[start of Given records]

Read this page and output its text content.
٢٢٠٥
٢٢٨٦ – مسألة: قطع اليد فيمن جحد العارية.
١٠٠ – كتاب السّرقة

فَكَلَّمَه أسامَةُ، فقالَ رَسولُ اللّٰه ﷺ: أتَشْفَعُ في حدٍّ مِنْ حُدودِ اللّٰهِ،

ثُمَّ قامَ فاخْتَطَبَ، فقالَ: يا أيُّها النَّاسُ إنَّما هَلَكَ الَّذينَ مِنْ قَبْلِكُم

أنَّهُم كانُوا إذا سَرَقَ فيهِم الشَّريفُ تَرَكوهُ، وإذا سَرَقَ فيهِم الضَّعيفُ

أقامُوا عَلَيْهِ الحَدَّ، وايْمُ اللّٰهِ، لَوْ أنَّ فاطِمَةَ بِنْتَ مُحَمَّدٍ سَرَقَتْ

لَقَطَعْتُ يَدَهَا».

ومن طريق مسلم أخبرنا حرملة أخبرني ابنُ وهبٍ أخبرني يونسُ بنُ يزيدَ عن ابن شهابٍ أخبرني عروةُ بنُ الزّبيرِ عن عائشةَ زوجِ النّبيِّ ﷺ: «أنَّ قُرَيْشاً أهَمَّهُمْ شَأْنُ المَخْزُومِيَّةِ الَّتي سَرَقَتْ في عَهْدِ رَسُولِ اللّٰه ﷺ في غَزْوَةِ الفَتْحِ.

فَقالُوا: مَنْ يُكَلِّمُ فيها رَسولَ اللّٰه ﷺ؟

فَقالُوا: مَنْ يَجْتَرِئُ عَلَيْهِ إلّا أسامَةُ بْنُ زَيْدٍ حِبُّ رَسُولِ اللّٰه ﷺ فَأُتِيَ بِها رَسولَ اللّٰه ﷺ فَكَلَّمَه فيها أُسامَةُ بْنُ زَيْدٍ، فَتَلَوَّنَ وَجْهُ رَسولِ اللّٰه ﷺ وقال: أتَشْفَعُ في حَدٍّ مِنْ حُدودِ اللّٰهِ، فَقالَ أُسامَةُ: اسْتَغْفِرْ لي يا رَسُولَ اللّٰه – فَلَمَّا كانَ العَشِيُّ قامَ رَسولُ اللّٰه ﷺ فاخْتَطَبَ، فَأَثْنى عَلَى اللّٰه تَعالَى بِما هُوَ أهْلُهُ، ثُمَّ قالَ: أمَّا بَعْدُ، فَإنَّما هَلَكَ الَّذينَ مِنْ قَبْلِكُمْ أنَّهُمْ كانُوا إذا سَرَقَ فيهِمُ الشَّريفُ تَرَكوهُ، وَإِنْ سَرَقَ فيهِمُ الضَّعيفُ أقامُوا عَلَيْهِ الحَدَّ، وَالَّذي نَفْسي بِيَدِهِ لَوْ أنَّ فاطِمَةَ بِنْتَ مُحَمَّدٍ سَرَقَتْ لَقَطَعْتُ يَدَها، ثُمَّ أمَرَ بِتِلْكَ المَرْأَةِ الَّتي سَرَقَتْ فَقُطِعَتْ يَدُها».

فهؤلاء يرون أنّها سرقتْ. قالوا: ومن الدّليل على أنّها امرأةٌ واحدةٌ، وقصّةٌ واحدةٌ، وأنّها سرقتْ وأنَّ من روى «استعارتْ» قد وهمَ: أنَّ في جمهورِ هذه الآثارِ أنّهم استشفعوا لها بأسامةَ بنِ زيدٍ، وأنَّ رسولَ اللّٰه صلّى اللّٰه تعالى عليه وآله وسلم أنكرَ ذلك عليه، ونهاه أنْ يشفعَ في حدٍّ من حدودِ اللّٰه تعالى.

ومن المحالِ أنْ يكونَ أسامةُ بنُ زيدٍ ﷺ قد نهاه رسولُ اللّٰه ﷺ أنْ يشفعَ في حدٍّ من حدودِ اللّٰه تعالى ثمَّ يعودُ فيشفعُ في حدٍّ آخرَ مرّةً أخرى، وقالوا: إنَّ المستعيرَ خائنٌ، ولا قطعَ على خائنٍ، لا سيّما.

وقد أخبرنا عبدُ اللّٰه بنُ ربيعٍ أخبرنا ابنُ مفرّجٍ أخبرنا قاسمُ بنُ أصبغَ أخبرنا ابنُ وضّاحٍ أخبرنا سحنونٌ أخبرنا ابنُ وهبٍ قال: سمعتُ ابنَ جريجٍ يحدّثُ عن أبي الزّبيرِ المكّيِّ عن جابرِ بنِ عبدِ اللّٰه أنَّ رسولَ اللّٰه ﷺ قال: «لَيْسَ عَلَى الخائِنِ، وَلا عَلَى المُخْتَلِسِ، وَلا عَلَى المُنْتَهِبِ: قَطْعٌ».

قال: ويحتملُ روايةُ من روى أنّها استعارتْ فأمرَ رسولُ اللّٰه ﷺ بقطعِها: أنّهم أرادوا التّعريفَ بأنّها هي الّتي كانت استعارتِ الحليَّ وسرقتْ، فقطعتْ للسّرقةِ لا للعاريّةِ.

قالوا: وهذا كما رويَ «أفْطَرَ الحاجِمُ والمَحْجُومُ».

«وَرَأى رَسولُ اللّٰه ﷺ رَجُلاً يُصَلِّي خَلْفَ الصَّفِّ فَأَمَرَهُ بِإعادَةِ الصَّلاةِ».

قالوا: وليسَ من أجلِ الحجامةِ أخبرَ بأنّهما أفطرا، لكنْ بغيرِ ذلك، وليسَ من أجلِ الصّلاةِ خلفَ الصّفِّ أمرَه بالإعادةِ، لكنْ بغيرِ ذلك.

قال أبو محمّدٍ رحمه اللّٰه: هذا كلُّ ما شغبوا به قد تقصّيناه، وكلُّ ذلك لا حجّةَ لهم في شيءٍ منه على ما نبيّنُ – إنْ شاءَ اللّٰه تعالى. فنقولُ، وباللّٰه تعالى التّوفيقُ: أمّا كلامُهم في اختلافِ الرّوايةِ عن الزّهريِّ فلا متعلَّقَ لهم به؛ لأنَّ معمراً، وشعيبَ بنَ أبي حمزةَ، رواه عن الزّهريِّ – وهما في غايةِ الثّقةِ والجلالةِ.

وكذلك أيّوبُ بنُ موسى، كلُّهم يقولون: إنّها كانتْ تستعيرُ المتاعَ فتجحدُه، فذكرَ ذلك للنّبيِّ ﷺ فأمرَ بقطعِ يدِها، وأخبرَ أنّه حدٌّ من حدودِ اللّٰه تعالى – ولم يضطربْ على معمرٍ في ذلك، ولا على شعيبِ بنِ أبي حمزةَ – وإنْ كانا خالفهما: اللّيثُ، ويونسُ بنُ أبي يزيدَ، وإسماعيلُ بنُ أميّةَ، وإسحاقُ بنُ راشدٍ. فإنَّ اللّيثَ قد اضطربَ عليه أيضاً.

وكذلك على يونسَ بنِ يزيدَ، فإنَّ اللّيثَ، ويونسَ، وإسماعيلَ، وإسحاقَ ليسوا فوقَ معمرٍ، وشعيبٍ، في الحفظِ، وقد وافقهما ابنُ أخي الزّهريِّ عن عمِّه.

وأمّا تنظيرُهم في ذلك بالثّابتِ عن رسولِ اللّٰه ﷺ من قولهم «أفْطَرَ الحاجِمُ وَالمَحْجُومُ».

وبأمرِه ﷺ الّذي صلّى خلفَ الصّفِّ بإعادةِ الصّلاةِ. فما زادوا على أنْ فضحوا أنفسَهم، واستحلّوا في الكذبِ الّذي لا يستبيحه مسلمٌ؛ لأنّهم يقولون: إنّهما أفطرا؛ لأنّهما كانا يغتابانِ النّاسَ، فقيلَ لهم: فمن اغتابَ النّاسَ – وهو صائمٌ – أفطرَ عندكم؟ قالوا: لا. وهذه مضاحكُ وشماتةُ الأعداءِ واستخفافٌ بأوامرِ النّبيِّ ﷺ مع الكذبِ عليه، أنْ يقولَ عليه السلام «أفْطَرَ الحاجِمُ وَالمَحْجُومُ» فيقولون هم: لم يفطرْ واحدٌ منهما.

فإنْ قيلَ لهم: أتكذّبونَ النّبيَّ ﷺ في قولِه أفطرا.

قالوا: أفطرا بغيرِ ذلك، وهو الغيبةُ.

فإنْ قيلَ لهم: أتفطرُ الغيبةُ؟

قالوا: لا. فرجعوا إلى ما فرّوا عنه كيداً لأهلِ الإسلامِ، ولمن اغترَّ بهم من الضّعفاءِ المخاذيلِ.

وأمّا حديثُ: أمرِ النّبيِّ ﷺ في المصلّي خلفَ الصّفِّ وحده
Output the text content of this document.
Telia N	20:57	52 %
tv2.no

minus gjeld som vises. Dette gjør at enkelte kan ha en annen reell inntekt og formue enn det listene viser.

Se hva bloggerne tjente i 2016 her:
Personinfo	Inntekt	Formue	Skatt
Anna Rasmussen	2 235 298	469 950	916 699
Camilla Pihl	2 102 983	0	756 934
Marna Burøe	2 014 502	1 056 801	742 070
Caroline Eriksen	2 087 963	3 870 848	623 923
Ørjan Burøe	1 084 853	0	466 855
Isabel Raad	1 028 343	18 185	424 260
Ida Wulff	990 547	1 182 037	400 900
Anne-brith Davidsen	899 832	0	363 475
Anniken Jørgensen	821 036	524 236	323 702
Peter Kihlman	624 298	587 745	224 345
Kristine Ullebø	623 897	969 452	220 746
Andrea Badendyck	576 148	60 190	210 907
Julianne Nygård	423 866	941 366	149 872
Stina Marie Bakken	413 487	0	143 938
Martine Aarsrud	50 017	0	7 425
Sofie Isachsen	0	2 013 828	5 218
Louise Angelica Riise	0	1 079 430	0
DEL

[end of Given records]

■ **What you have to do**: Pull out all lines from the listing that contain the string "وكذلك".

■ **Written response**:
وكذلك أيّوبُ بنُ موسى، كلُّهم يقولون: إنّها كانتْ تستعيرُ المتاعَ فتجحدُه، فذكرَ ذلك للنّبيِّ ﷺ فأمرَ بقطعِ يدِها، وأخبرَ أنّه حدٌّ من حدودِ اللّٰه تعالى – ولم يضطربْ على معمرٍ في ذلك، ولا على شعيبِ بنِ أبي حمزةَ – وإنْ كانا خالفهما: اللّيثُ، ويونسُ بنُ أبي يزيدَ، وإسماعيلُ بنُ أميّةَ، وإسحاقُ بنُ راشدٍ. فإنَّ اللّيثَ قد اضطربَ عليه أيضاً.
وكذلك على يونسَ بنِ يزيدَ، فإنَّ اللّيثَ، ويونسَ، وإسماعيلَ، وإسحاقَ ليسوا فوقَ معمرٍ، وشعيبٍ، في الحفظِ، وقد وافقهما ابنُ أخي الزّهريِّ عن عمِّه.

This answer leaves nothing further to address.